### Work order
The only acceptable output is every entry, printed exactly.

### Provided material
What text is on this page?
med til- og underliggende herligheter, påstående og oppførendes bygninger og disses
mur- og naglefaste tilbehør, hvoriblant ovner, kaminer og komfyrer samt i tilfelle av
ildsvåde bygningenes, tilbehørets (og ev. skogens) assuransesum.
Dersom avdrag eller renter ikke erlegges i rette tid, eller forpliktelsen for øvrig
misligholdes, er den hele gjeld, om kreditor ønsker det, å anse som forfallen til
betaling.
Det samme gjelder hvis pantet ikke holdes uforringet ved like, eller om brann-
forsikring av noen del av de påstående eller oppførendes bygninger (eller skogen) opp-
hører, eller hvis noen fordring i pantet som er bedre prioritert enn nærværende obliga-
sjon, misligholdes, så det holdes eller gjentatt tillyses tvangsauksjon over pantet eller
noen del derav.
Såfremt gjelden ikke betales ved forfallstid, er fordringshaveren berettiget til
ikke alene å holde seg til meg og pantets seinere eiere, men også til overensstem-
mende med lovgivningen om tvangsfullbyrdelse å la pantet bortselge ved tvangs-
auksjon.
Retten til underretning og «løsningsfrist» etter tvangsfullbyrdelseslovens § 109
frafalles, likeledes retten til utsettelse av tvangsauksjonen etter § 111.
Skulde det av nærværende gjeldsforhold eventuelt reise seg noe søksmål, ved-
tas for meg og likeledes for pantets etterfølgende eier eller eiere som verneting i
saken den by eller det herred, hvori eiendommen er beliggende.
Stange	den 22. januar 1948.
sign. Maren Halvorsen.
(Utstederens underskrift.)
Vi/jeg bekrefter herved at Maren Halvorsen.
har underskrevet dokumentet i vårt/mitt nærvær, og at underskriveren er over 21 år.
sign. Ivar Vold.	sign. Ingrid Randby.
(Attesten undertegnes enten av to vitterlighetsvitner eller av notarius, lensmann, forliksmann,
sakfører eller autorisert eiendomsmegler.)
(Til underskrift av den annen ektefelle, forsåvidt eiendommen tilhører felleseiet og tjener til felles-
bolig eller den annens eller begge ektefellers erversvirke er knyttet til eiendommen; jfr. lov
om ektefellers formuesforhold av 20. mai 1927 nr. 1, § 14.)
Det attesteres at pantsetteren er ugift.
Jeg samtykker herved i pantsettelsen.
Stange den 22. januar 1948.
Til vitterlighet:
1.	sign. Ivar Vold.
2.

### Answer space
What text is on this page?
med til- og underliggende herligheter, påstående og oppførendes bygninger og disses
mur- og naglefaste tilbehør, hvoriblant ovner, kaminer og komfyrer samt i tilfelle av
ildsvåde bygningenes, tilbehørets (og ev. skogens) assuransesum.
Dersom avdrag eller renter ikke erlegges i rette tid, eller forpliktelsen for øvrig
misligholdes, er den hele gjeld, om kreditor ønsker det, å anse som forfallen til
betaling.
Det samme gjelder hvis pantet ikke holdes uforringet ved like, eller om brann-
forsikring av noen del av de påstående eller oppførendes bygninger (eller skogen) opp-
hører, eller hvis noen fordring i pantet som er bedre prioritert enn nærværende obliga-
sjon, misligholdes, så det holdes eller gjentatt tillyses tvangsauksjon over pantet eller
noen del derav.
Såfremt gjelden ikke betales ved forfallstid, er fordringshaveren berettiget til
ikke alene å holde seg til meg og pantets seinere eiere, men også til overensstem-
mende med lovgivningen om tvangsfullbyrdelse å la pantet bortselge ved tvangs-
auksjon.
Retten til underretning og «løsningsfrist» etter tvangsfullbyrdelseslovens § 109
frafalles, likeledes retten til utsettelse av tvangsauksjonen etter § 111.
Skulde det av nærværende gjeldsforhold eventuelt reise seg noe søksmål, ved-
tas for meg og likeledes for pantets etterfølgende eier eller eiere som verneting i
saken den by eller det herred, hvori eiendommen er beliggende.
Stange	den 22. januar 1948.
sign. Maren Halvorsen.
(Utstederens underskrift.)
Vi/jeg bekrefter herved at Maren Halvorsen.
har underskrevet dokumentet i vårt/mitt nærvær, og at underskriveren er over 21 år.
sign. Ivar Vold.	sign. Ingrid Randby.
(Attesten undertegnes enten av to vitterlighetsvitner eller av notarius, lensmann, forliksmann,
sakfører eller autorisert eiendomsmegler.)
(Til underskrift av den annen ektefelle, forsåvidt eiendommen tilhører felleseiet og tjener til felles-
bolig eller den annens eller begge ektefellers erversvirke er knyttet til eiendommen; jfr. lov
om ektefellers formuesforhold av 20. mai 1927 nr. 1, § 14.)
Det attesteres at pantsetteren er ugift.
Jeg samtykker herved i pantsettelsen.
Stange den 22. januar 1948.
Til vitterlighet:
1.	sign. Ivar Vold.
2.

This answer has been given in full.